■ **TO BE DONE**: Pick out the lines containing "Daytime".

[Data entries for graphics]
--------------------------------------------------
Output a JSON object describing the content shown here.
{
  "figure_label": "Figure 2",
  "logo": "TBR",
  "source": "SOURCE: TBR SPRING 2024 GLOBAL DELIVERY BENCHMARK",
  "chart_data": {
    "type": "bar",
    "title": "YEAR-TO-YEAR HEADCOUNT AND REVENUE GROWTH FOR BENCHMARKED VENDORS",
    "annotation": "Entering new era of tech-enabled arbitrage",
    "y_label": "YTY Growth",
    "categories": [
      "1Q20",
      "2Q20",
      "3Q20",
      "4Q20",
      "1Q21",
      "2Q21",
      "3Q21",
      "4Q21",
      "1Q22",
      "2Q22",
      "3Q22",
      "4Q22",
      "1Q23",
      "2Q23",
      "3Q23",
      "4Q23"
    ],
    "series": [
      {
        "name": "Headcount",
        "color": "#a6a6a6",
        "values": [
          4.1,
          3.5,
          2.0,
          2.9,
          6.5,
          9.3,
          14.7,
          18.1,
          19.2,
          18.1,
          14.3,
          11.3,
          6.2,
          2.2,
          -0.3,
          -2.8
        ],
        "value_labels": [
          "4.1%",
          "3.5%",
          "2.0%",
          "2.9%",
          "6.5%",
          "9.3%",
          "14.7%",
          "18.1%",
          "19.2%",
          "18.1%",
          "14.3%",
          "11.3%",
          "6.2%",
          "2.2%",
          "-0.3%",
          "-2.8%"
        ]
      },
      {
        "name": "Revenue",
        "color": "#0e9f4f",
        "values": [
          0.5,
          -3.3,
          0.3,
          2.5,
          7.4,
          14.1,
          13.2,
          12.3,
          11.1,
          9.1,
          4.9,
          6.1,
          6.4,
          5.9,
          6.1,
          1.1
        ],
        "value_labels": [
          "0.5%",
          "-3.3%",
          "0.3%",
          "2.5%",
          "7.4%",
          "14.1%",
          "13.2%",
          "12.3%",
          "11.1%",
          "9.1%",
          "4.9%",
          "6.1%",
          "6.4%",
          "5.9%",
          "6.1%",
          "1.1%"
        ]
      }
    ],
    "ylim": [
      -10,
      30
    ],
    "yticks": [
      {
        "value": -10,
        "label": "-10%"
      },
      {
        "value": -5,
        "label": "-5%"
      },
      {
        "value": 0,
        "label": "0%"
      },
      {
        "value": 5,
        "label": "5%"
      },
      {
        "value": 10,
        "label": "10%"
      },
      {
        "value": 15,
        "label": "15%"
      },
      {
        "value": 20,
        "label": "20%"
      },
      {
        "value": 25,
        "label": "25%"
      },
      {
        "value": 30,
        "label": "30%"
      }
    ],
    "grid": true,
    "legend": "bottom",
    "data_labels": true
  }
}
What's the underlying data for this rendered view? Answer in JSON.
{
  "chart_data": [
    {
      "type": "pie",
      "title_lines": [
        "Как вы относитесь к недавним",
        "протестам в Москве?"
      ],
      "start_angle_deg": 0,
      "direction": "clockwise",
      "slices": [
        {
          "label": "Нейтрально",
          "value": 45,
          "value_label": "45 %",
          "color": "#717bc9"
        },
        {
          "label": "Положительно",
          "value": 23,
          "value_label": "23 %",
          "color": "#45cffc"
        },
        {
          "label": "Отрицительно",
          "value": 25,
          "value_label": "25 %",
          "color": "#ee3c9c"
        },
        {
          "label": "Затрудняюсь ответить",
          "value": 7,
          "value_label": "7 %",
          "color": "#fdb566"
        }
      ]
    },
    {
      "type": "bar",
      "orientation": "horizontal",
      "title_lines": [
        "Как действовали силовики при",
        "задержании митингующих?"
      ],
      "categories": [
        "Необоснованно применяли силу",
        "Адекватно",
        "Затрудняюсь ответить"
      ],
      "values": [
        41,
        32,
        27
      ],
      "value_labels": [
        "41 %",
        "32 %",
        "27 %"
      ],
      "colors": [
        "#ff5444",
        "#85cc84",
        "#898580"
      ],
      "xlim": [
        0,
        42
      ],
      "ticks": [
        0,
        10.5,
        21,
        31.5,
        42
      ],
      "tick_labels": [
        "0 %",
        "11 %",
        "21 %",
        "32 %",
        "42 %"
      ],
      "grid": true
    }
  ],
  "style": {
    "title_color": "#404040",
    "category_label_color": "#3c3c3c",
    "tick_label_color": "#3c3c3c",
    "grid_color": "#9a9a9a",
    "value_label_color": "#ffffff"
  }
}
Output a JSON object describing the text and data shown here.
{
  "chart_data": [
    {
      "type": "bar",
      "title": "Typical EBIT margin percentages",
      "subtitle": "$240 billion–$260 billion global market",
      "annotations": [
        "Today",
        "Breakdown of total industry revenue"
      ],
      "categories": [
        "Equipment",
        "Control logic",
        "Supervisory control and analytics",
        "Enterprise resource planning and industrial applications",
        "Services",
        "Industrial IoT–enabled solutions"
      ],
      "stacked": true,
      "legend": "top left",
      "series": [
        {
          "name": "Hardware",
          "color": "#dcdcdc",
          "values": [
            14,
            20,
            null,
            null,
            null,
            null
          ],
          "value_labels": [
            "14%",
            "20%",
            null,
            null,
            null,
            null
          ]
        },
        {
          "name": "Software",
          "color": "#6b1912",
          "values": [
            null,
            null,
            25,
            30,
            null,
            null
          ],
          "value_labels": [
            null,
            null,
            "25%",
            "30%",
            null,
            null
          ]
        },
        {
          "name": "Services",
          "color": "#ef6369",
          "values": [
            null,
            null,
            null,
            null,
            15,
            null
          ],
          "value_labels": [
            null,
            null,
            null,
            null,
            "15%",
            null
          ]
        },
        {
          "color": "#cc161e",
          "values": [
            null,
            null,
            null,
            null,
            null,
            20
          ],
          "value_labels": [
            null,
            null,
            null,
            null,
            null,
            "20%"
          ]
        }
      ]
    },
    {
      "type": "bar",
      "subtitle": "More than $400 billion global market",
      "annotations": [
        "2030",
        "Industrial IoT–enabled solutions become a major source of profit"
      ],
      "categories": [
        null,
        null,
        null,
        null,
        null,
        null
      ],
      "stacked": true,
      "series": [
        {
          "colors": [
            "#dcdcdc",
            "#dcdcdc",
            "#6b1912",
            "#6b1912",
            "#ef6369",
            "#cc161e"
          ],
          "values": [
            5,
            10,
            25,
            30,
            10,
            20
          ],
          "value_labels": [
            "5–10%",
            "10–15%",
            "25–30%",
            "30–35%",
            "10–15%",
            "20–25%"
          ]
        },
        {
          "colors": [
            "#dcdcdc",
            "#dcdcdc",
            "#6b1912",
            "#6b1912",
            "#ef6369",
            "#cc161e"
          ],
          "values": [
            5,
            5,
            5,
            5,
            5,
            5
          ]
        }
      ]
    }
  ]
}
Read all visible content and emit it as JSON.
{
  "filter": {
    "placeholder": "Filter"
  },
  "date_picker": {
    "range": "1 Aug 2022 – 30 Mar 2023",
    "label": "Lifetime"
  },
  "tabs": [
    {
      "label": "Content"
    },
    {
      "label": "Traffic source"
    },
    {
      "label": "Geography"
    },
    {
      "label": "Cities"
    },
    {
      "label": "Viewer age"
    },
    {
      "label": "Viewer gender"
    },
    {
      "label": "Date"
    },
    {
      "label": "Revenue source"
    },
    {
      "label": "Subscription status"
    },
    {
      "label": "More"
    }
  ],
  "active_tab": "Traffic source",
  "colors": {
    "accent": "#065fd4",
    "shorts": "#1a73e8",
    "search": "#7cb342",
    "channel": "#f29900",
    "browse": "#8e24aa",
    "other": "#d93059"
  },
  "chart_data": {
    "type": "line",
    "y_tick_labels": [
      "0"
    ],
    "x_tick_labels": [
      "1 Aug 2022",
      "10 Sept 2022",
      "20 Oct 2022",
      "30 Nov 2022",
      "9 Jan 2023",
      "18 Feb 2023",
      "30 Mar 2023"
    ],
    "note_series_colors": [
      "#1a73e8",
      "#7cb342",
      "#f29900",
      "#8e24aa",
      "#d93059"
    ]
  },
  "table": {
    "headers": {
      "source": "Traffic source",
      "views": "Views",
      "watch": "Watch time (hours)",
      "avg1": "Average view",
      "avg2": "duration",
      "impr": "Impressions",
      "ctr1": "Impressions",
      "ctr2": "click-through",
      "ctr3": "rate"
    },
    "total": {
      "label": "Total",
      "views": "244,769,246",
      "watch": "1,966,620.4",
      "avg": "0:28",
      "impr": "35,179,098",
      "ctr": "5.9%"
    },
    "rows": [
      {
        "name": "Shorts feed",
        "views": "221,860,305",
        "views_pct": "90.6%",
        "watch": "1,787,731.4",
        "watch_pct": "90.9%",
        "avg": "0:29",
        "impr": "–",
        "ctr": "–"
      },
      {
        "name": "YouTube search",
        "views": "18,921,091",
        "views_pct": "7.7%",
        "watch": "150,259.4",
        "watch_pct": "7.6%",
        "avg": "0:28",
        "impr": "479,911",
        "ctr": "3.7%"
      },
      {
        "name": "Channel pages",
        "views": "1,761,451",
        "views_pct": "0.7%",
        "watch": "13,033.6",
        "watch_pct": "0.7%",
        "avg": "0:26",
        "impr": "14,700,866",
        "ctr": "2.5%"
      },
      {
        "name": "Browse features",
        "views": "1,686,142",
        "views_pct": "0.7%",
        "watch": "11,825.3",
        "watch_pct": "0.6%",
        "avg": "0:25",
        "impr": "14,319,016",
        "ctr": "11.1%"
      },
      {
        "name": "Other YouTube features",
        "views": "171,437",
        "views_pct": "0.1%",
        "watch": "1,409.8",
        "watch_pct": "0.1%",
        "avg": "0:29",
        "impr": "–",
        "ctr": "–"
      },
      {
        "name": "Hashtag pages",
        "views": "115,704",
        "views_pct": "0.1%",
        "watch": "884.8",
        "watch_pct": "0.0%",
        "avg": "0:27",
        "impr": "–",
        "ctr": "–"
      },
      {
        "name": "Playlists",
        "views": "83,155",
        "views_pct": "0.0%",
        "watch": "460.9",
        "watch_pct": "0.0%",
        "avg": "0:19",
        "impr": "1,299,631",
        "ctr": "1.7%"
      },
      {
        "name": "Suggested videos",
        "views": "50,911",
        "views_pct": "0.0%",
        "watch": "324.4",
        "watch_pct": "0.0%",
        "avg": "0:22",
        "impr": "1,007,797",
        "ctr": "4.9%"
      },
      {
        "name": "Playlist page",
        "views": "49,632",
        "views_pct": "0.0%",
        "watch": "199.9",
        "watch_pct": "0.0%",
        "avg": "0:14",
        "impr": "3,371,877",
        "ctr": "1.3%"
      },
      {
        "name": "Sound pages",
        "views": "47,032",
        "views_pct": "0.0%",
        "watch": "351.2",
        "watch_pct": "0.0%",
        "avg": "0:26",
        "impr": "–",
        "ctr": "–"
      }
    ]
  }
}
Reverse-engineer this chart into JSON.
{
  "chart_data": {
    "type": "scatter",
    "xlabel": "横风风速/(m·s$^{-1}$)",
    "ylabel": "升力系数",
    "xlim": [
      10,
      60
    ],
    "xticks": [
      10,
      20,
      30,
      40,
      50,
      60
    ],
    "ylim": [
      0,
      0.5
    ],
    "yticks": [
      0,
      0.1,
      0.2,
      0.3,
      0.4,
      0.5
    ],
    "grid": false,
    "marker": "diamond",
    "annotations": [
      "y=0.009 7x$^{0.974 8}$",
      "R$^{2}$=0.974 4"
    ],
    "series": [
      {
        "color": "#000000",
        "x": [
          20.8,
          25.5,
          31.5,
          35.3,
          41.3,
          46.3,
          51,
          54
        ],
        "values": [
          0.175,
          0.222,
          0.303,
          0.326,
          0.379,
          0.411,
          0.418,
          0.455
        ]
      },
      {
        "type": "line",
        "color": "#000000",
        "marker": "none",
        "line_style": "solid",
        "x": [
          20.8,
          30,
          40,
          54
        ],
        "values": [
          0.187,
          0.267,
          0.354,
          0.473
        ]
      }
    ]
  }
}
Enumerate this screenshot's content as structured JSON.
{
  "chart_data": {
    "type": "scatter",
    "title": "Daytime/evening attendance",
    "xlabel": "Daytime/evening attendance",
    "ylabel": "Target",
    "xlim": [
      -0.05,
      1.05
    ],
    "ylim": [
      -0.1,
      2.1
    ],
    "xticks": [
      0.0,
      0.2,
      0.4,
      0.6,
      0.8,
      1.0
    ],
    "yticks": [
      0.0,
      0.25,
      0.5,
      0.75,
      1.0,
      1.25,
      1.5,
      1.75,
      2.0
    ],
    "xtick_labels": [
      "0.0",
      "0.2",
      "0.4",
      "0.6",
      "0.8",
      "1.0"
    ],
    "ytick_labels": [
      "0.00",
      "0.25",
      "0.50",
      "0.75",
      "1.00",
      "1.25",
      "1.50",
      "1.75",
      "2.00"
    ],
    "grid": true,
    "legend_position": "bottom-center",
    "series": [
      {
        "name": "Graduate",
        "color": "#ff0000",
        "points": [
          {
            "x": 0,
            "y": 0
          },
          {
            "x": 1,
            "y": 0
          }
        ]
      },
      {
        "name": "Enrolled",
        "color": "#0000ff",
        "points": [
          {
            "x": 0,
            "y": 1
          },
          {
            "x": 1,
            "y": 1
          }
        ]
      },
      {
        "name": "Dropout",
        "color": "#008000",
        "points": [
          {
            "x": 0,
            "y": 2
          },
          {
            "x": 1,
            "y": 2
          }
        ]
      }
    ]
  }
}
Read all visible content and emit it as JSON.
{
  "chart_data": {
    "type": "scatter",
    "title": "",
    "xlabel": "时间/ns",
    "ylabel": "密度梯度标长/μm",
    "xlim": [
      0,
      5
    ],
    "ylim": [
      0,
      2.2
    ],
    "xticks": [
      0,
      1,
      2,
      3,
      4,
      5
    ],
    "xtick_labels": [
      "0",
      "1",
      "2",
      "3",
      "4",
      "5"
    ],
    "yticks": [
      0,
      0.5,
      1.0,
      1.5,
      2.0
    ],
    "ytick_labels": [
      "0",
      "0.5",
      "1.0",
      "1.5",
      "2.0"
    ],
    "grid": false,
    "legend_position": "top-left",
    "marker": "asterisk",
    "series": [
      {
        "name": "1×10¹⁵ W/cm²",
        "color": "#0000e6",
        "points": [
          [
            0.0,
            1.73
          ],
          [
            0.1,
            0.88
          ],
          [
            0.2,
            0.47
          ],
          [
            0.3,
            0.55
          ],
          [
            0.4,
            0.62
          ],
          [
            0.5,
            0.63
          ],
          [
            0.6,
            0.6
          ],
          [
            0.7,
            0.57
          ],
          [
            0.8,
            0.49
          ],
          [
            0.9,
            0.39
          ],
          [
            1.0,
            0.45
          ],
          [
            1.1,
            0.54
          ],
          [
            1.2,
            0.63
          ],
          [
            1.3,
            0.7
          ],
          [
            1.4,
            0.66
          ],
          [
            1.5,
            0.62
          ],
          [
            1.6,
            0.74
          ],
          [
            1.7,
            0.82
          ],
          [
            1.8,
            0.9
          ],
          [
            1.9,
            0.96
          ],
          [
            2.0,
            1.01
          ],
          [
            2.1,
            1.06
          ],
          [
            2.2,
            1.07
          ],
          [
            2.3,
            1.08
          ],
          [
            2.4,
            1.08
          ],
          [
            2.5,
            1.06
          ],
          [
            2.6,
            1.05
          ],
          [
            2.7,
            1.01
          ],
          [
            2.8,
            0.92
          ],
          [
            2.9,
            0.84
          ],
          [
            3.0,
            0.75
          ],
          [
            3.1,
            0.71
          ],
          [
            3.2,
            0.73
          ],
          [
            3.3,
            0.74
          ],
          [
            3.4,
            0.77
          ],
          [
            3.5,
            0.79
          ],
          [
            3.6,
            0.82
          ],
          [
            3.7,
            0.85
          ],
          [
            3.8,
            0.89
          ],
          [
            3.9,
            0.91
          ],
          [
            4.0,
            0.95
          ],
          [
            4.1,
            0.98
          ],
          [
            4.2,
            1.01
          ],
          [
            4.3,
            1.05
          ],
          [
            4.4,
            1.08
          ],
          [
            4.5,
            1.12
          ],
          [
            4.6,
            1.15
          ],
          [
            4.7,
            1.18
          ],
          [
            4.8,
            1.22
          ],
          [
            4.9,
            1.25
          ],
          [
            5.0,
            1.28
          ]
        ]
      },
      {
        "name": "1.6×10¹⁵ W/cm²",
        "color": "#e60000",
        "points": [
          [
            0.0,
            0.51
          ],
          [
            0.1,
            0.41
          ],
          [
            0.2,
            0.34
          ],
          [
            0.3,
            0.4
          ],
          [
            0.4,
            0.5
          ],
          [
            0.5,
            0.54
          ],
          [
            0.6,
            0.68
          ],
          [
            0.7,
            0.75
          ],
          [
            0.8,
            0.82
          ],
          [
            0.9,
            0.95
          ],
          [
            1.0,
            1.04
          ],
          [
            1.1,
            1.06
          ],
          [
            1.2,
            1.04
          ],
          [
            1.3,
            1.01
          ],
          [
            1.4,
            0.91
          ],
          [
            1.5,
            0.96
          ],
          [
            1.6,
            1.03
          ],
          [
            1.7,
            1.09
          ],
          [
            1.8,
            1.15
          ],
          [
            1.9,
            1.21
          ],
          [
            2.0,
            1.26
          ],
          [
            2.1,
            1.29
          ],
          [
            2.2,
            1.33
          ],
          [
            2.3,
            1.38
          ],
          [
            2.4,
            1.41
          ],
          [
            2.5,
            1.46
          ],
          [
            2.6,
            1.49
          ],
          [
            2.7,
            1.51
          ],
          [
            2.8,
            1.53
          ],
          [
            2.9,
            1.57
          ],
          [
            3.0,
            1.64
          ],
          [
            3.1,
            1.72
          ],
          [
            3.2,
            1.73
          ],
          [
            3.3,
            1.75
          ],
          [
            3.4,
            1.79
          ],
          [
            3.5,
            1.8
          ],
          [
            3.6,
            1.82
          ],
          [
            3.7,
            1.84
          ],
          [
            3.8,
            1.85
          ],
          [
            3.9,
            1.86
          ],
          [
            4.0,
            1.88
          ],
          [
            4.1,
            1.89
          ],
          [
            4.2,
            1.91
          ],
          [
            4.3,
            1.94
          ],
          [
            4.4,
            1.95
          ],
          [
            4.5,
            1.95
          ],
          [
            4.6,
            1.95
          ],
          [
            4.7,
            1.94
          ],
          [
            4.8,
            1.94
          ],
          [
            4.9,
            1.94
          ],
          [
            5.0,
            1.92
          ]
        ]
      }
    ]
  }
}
--------------------------------------------------
■ **SOLUTION TO THE EXERCISE**:
    "title": "Daytime/evening attendance",
    "xlabel": "Daytime/evening attendance",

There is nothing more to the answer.